--- begin Recorded data ---
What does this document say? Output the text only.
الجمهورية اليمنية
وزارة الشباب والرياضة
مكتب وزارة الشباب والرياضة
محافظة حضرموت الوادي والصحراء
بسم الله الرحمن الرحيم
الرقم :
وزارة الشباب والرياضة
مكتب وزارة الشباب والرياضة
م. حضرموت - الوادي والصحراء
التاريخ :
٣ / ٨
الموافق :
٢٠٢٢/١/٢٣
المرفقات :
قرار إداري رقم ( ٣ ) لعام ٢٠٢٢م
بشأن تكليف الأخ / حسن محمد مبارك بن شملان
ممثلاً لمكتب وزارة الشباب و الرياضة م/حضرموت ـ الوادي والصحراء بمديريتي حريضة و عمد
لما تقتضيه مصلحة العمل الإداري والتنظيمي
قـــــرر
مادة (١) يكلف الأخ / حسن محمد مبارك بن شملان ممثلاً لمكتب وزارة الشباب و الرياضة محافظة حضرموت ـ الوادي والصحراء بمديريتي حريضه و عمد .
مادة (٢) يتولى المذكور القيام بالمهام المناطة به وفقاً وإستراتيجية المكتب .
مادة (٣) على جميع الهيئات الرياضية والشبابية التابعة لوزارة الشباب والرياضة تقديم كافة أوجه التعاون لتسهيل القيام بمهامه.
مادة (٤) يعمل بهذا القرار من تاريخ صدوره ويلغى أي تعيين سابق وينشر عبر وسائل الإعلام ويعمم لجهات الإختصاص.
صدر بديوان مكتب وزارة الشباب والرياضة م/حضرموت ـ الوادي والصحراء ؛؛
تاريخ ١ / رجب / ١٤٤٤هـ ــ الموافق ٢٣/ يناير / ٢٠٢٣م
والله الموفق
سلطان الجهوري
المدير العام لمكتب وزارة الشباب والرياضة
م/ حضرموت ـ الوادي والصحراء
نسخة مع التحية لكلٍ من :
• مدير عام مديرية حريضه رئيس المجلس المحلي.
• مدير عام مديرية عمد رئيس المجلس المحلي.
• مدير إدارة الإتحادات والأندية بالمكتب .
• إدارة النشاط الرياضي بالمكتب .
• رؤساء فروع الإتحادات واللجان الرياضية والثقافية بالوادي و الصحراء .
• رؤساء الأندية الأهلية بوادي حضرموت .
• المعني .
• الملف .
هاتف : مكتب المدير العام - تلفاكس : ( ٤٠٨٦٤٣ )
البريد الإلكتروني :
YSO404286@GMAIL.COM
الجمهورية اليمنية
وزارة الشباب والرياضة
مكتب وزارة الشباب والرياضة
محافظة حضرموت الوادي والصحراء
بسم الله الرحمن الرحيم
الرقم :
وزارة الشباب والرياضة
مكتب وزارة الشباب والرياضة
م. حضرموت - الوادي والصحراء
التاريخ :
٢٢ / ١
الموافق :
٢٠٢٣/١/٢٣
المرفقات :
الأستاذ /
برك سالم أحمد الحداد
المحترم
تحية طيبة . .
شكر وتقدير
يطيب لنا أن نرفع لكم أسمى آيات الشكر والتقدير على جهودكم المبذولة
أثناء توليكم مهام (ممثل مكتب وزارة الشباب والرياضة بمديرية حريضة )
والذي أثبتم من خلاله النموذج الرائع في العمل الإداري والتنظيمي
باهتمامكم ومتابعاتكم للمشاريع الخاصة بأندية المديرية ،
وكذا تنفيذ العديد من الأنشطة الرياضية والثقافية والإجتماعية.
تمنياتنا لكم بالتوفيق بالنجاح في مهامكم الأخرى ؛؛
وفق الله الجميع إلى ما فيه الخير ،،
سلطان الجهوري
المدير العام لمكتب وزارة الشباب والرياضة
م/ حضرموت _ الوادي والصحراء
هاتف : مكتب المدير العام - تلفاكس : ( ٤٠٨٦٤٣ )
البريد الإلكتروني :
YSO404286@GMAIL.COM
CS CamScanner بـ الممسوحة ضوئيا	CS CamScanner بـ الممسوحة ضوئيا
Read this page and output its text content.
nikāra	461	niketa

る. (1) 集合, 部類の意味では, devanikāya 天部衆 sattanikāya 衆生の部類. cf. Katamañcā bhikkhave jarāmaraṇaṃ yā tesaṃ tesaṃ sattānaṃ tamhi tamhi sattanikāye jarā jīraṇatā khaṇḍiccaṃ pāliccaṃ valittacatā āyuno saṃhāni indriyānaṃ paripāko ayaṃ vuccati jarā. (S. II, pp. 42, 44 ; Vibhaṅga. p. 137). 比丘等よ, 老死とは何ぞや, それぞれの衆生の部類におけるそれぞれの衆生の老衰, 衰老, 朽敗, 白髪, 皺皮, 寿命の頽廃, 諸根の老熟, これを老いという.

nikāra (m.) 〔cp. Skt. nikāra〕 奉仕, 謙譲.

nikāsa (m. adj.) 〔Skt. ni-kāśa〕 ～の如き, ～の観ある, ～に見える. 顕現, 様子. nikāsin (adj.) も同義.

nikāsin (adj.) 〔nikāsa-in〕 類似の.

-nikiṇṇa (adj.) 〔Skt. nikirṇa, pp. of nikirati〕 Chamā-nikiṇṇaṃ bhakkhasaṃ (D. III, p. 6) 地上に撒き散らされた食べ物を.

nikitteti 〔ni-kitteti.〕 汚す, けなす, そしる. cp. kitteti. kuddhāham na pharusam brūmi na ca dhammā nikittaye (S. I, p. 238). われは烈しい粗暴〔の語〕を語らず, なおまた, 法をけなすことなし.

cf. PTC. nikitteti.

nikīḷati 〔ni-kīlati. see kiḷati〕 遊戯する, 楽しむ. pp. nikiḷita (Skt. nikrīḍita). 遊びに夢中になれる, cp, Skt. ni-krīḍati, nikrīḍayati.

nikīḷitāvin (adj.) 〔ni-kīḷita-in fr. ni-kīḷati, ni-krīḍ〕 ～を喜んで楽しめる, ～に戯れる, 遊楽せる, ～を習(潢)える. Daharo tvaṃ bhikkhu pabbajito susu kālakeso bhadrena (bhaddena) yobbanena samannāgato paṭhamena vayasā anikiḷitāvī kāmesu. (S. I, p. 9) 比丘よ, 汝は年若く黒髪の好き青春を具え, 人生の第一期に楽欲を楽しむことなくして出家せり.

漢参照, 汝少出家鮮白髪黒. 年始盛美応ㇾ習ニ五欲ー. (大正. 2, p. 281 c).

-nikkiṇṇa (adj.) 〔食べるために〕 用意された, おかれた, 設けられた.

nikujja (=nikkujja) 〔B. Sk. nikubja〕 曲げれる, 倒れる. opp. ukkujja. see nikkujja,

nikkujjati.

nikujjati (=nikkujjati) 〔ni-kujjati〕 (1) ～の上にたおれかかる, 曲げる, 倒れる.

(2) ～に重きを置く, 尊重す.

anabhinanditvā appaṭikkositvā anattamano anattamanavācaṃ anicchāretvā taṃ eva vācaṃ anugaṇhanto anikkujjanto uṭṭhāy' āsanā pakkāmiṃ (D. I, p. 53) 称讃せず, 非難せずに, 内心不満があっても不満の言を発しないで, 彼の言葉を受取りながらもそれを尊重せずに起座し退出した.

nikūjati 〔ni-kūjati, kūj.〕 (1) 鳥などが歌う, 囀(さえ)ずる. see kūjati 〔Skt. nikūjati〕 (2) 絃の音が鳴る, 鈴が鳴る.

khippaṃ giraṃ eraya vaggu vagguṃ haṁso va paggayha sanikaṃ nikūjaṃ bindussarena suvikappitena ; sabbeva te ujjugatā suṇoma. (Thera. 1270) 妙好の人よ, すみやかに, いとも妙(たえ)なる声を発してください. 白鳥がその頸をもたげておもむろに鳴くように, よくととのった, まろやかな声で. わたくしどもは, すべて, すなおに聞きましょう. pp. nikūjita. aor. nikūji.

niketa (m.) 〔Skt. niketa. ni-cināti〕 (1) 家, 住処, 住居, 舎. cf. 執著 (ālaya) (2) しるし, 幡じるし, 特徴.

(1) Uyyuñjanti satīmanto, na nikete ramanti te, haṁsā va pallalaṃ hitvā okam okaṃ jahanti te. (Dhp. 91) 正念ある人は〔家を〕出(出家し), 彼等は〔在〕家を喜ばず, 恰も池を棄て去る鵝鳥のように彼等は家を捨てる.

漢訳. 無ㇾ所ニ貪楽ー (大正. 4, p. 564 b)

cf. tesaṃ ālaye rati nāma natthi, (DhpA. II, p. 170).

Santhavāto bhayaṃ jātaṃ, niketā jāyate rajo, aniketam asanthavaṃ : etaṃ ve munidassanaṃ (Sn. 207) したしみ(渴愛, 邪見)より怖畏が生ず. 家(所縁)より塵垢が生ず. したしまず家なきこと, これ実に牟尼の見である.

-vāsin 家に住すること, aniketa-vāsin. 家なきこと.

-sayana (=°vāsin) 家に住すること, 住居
--- end Recorded data ---
- _Exercise directions_: Copy each line containing the word "مبارك" from the data.

- _Result of this task_:
بشأن تكليف الأخ / حسن محمد مبارك بن شملان
مادة (١) يكلف الأخ / حسن محمد مبارك بن شملان ممثلاً لمكتب وزارة الشباب و الرياضة محافظة حضرموت ـ الوادي والصحراء بمديريتي حريضه و عمد .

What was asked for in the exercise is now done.